■ Task prompt
In the data below, find every line with the string "JSON" and pull it out.

■ Material shown
══════════════════════════════
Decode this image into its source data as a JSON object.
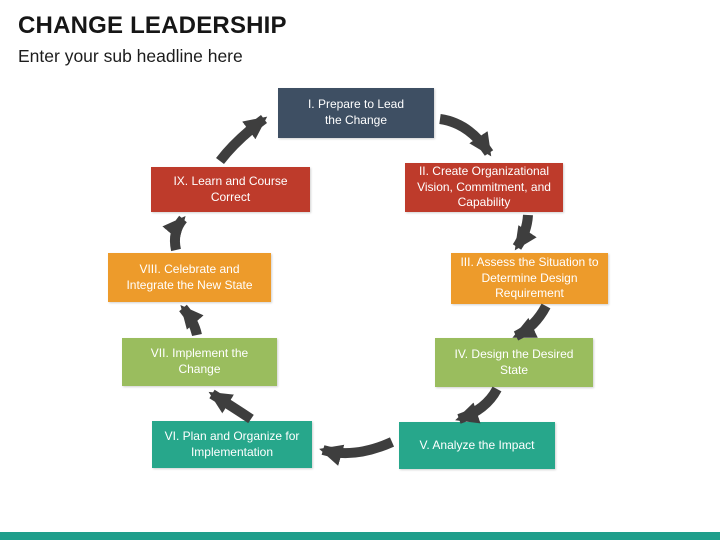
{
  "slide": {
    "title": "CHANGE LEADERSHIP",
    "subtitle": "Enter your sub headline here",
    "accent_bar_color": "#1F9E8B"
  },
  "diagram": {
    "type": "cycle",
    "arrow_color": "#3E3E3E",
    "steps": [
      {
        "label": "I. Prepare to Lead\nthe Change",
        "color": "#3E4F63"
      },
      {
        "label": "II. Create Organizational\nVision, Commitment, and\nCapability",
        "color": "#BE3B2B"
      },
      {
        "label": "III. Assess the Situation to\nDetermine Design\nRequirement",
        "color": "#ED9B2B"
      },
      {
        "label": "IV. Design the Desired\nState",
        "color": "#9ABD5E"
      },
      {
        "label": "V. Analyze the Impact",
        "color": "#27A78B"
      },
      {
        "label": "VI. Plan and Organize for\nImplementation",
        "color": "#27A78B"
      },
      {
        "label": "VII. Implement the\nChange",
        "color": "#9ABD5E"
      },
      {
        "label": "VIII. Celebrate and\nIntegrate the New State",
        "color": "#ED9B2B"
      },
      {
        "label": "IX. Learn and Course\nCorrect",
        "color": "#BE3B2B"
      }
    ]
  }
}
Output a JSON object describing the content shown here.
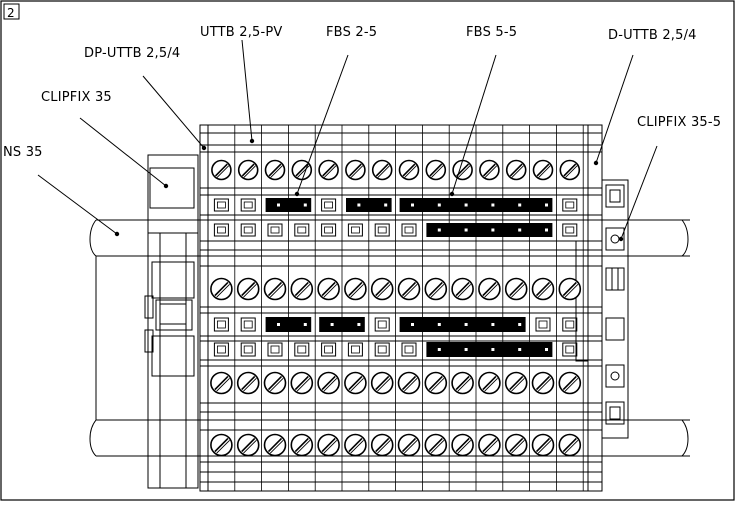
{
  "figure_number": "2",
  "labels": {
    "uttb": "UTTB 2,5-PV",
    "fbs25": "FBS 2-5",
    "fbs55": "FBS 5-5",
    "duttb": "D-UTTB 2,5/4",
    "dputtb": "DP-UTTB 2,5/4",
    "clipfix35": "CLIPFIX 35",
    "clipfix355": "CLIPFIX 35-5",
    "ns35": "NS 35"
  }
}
══════════════════════════════
■ Output of the exercise
Decode this image into its source data as a JSON object.
Output a JSON object describing the content shown here.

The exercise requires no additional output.